(Dataset records)
- - - - -
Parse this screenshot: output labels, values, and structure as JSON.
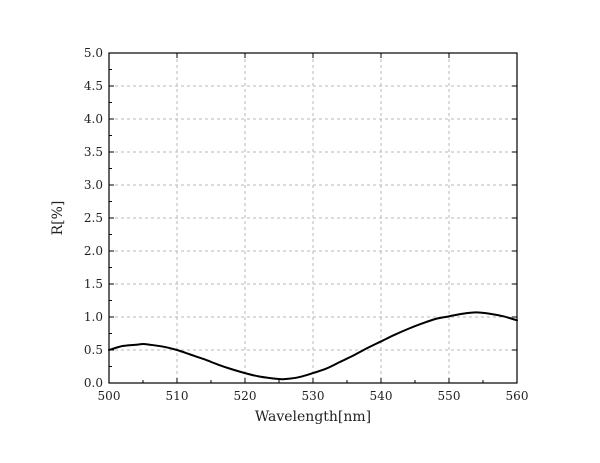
{
  "chart_data": {
    "type": "line",
    "title": "",
    "xlabel": "Wavelength[nm]",
    "ylabel": "R[%]",
    "xlim": [
      500,
      560
    ],
    "ylim": [
      0.0,
      5.0
    ],
    "xticks": [
      500,
      510,
      520,
      530,
      540,
      550,
      560
    ],
    "yticks": [
      0.0,
      0.5,
      1.0,
      1.5,
      2.0,
      2.5,
      3.0,
      3.5,
      4.0,
      4.5,
      5.0
    ],
    "xtick_labels": [
      "500",
      "510",
      "520",
      "530",
      "540",
      "550",
      "560"
    ],
    "ytick_labels": [
      "0.0",
      "0.5",
      "1.0",
      "1.5",
      "2.0",
      "2.5",
      "3.0",
      "3.5",
      "4.0",
      "4.5",
      "5.0"
    ],
    "grid": true,
    "series": [
      {
        "color": "#000000",
        "x": [
          500,
          502,
          504,
          505,
          506,
          508,
          510,
          512,
          514,
          516,
          518,
          520,
          522,
          524,
          525,
          526,
          528,
          530,
          532,
          534,
          536,
          538,
          540,
          542,
          544,
          546,
          548,
          550,
          552,
          554,
          556,
          558,
          560
        ],
        "y": [
          0.5,
          0.56,
          0.58,
          0.59,
          0.58,
          0.55,
          0.5,
          0.43,
          0.36,
          0.28,
          0.21,
          0.15,
          0.1,
          0.07,
          0.06,
          0.06,
          0.09,
          0.15,
          0.22,
          0.32,
          0.42,
          0.53,
          0.63,
          0.73,
          0.82,
          0.9,
          0.97,
          1.01,
          1.05,
          1.07,
          1.05,
          1.01,
          0.95
        ]
      }
    ]
  }
}
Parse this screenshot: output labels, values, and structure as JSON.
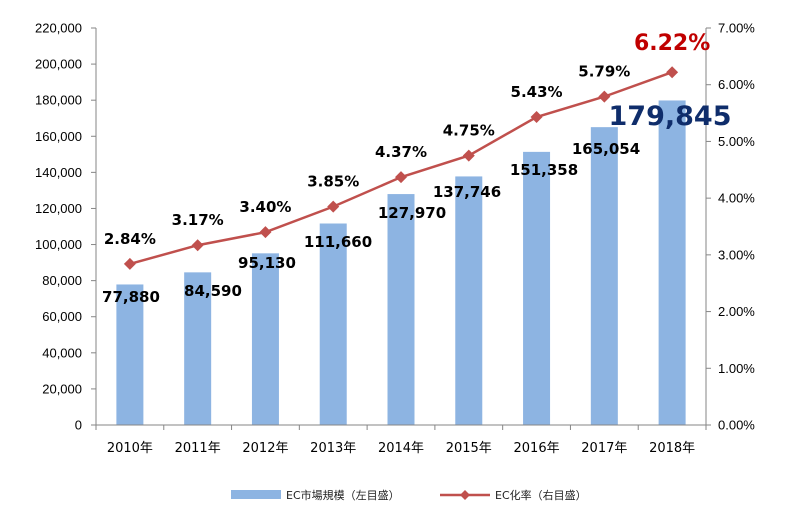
{
  "chart_data": {
    "type": "bar+line",
    "categories": [
      "2010年",
      "2011年",
      "2012年",
      "2013年",
      "2014年",
      "2015年",
      "2016年",
      "2017年",
      "2018年"
    ],
    "series": [
      {
        "name": "EC市場規模（左目盛）",
        "type": "bar",
        "axis": "left",
        "values": [
          77880,
          84590,
          95130,
          111660,
          127970,
          137746,
          151358,
          165054,
          179845
        ],
        "labels": [
          "77,880",
          "84,590",
          "95,130",
          "111,660",
          "127,970",
          "137,746",
          "151,358",
          "165,054",
          "179,845"
        ],
        "color": "#8db4e2"
      },
      {
        "name": "EC化率（右目盛）",
        "type": "line",
        "axis": "right",
        "values": [
          2.84,
          3.17,
          3.4,
          3.85,
          4.37,
          4.75,
          5.43,
          5.79,
          6.22
        ],
        "labels": [
          "2.84%",
          "3.17%",
          "3.40%",
          "3.85%",
          "4.37%",
          "4.75%",
          "5.43%",
          "5.79%",
          "6.22%"
        ],
        "color": "#c0504d"
      }
    ],
    "y_left": {
      "lim": [
        0,
        220000
      ],
      "ticks": [
        "0",
        "20,000",
        "40,000",
        "60,000",
        "80,000",
        "100,000",
        "120,000",
        "140,000",
        "160,000",
        "180,000",
        "200,000",
        "220,000"
      ]
    },
    "y_right": {
      "lim": [
        0,
        7
      ],
      "ticks": [
        "0.00%",
        "1.00%",
        "2.00%",
        "3.00%",
        "4.00%",
        "5.00%",
        "6.00%",
        "7.00%"
      ]
    },
    "grid": false,
    "legend_position": "bottom",
    "highlight_colors": {
      "bar_last": "#0f2d6b",
      "rate_last": "#c00000"
    }
  }
}
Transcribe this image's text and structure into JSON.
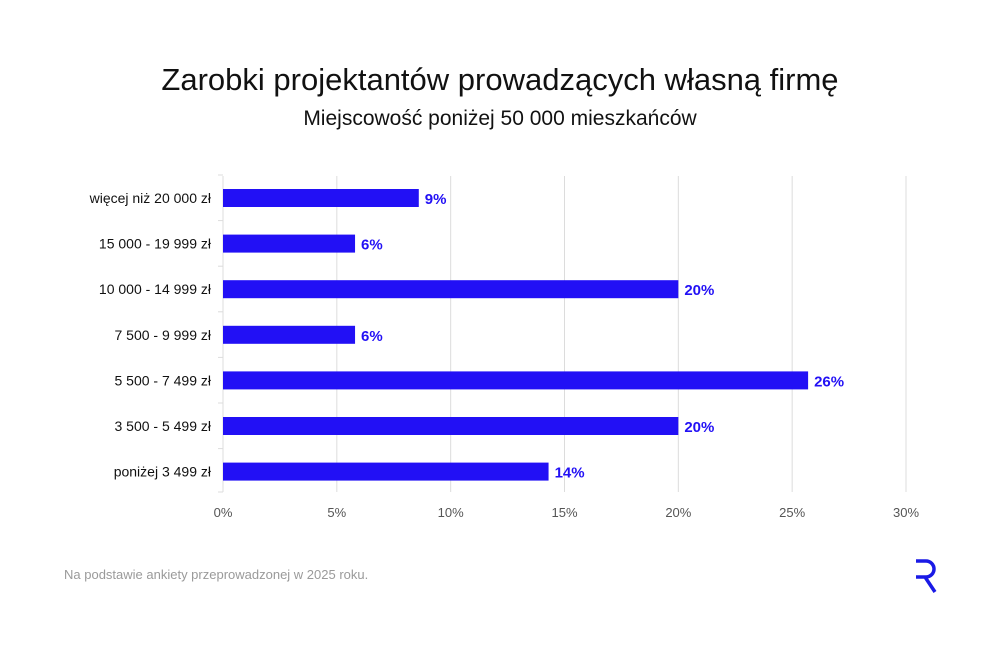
{
  "chart_data": {
    "type": "bar",
    "orientation": "horizontal",
    "title": "Zarobki projektantów prowadzących własną firmę",
    "subtitle": "Miejscowość poniżej 50 000 mieszkańców",
    "categories": [
      "więcej niż 20 000 zł",
      "15 000 - 19 999 zł",
      "10 000 - 14 999 zł",
      "7 500 - 9 999 zł",
      "5 500 - 7 499 zł",
      "3 500 - 5 499 zł",
      "poniżej 3 499 zł"
    ],
    "values": [
      8.6,
      5.8,
      20.0,
      5.8,
      25.7,
      20.0,
      14.3
    ],
    "data_labels": [
      "9%",
      "6%",
      "20%",
      "6%",
      "26%",
      "20%",
      "14%"
    ],
    "xlim": [
      0,
      30
    ],
    "xticks": [
      0,
      5,
      10,
      15,
      20,
      25,
      30
    ],
    "xtick_labels": [
      "0%",
      "5%",
      "10%",
      "15%",
      "20%",
      "25%",
      "30%"
    ],
    "grid": "vertical",
    "bar_color": "#2210f5",
    "label_color": "#2210f5"
  },
  "footer": {
    "note": "Na podstawie ankiety przeprowadzonej w 2025 roku."
  },
  "logo": {
    "letter": "R",
    "color": "#1a1ae6"
  }
}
- - - - -
Give an exact copy of the material, leaving out every picture.

Response to this task —
Parse this screenshot: output labels, values, and structure as JSON.
{
  "chart_data": {
    "type": "line",
    "title": "",
    "xlabel": "Wavelength[nm]",
    "ylabel": "R[%]",
    "xlim": [
      500,
      560
    ],
    "ylim": [
      0.0,
      5.0
    ],
    "xticks": [
      500,
      510,
      520,
      530,
      540,
      550,
      560
    ],
    "yticks": [
      0.0,
      0.5,
      1.0,
      1.5,
      2.0,
      2.5,
      3.0,
      3.5,
      4.0,
      4.5,
      5.0
    ],
    "xtick_labels": [
      "500",
      "510",
      "520",
      "530",
      "540",
      "550",
      "560"
    ],
    "ytick_labels": [
      "0.0",
      "0.5",
      "1.0",
      "1.5",
      "2.0",
      "2.5",
      "3.0",
      "3.5",
      "4.0",
      "4.5",
      "5.0"
    ],
    "grid": true,
    "series": [
      {
        "color": "#000000",
        "x": [
          500,
          502,
          504,
          505,
          506,
          508,
          510,
          512,
          514,
          516,
          518,
          520,
          522,
          524,
          525,
          526,
          528,
          530,
          532,
          534,
          536,
          538,
          540,
          542,
          544,
          546,
          548,
          550,
          552,
          554,
          556,
          558,
          560
        ],
        "y": [
          0.5,
          0.56,
          0.58,
          0.59,
          0.58,
          0.55,
          0.5,
          0.43,
          0.36,
          0.28,
          0.21,
          0.15,
          0.1,
          0.07,
          0.06,
          0.06,
          0.09,
          0.15,
          0.22,
          0.32,
          0.42,
          0.53,
          0.63,
          0.73,
          0.82,
          0.9,
          0.97,
          1.01,
          1.05,
          1.07,
          1.05,
          1.01,
          0.95
        ]
      }
    ]
  }
}
Parse this screenshot: output labels, values, and structure as JSON.
{
  "chart_data": {
    "type": "bar+line",
    "categories": [
      "2010年",
      "2011年",
      "2012年",
      "2013年",
      "2014年",
      "2015年",
      "2016年",
      "2017年",
      "2018年"
    ],
    "series": [
      {
        "name": "EC市場規模（左目盛）",
        "type": "bar",
        "axis": "left",
        "values": [
          77880,
          84590,
          95130,
          111660,
          127970,
          137746,
          151358,
          165054,
          179845
        ],
        "labels": [
          "77,880",
          "84,590",
          "95,130",
          "111,660",
          "127,970",
          "137,746",
          "151,358",
          "165,054",
          "179,845"
        ],
        "color": "#8db4e2"
      },
      {
        "name": "EC化率（右目盛）",
        "type": "line",
        "axis": "right",
        "values": [
          2.84,
          3.17,
          3.4,
          3.85,
          4.37,
          4.75,
          5.43,
          5.79,
          6.22
        ],
        "labels": [
          "2.84%",
          "3.17%",
          "3.40%",
          "3.85%",
          "4.37%",
          "4.75%",
          "5.43%",
          "5.79%",
          "6.22%"
        ],
        "color": "#c0504d"
      }
    ],
    "y_left": {
      "lim": [
        0,
        220000
      ],
      "ticks": [
        "0",
        "20,000",
        "40,000",
        "60,000",
        "80,000",
        "100,000",
        "120,000",
        "140,000",
        "160,000",
        "180,000",
        "200,000",
        "220,000"
      ]
    },
    "y_right": {
      "lim": [
        0,
        7
      ],
      "ticks": [
        "0.00%",
        "1.00%",
        "2.00%",
        "3.00%",
        "4.00%",
        "5.00%",
        "6.00%",
        "7.00%"
      ]
    },
    "grid": false,
    "legend_position": "bottom",
    "highlight_colors": {
      "bar_last": "#0f2d6b",
      "rate_last": "#c00000"
    }
  }
}
Transcribe this image's text and structure into JSON.
{
  "chart_data": {
    "type": "bar",
    "orientation": "horizontal",
    "title": "Zarobki projektantów prowadzących własną firmę",
    "subtitle": "Miejscowość poniżej 50 000 mieszkańców",
    "categories": [
      "więcej niż 20 000 zł",
      "15 000 - 19 999 zł",
      "10 000 - 14 999 zł",
      "7 500 - 9 999 zł",
      "5 500 - 7 499 zł",
      "3 500 - 5 499 zł",
      "poniżej 3 499 zł"
    ],
    "values": [
      8.6,
      5.8,
      20.0,
      5.8,
      25.7,
      20.0,
      14.3
    ],
    "data_labels": [
      "9%",
      "6%",
      "20%",
      "6%",
      "26%",
      "20%",
      "14%"
    ],
    "xlim": [
      0,
      30
    ],
    "xticks": [
      0,
      5,
      10,
      15,
      20,
      25,
      30
    ],
    "xtick_labels": [
      "0%",
      "5%",
      "10%",
      "15%",
      "20%",
      "25%",
      "30%"
    ],
    "grid": "vertical",
    "bar_color": "#2210f5",
    "label_color": "#2210f5"
  },
  "footer": {
    "note": "Na podstawie ankiety przeprowadzonej w 2025 roku."
  },
  "logo": {
    "letter": "R",
    "color": "#1a1ae6"
  }
}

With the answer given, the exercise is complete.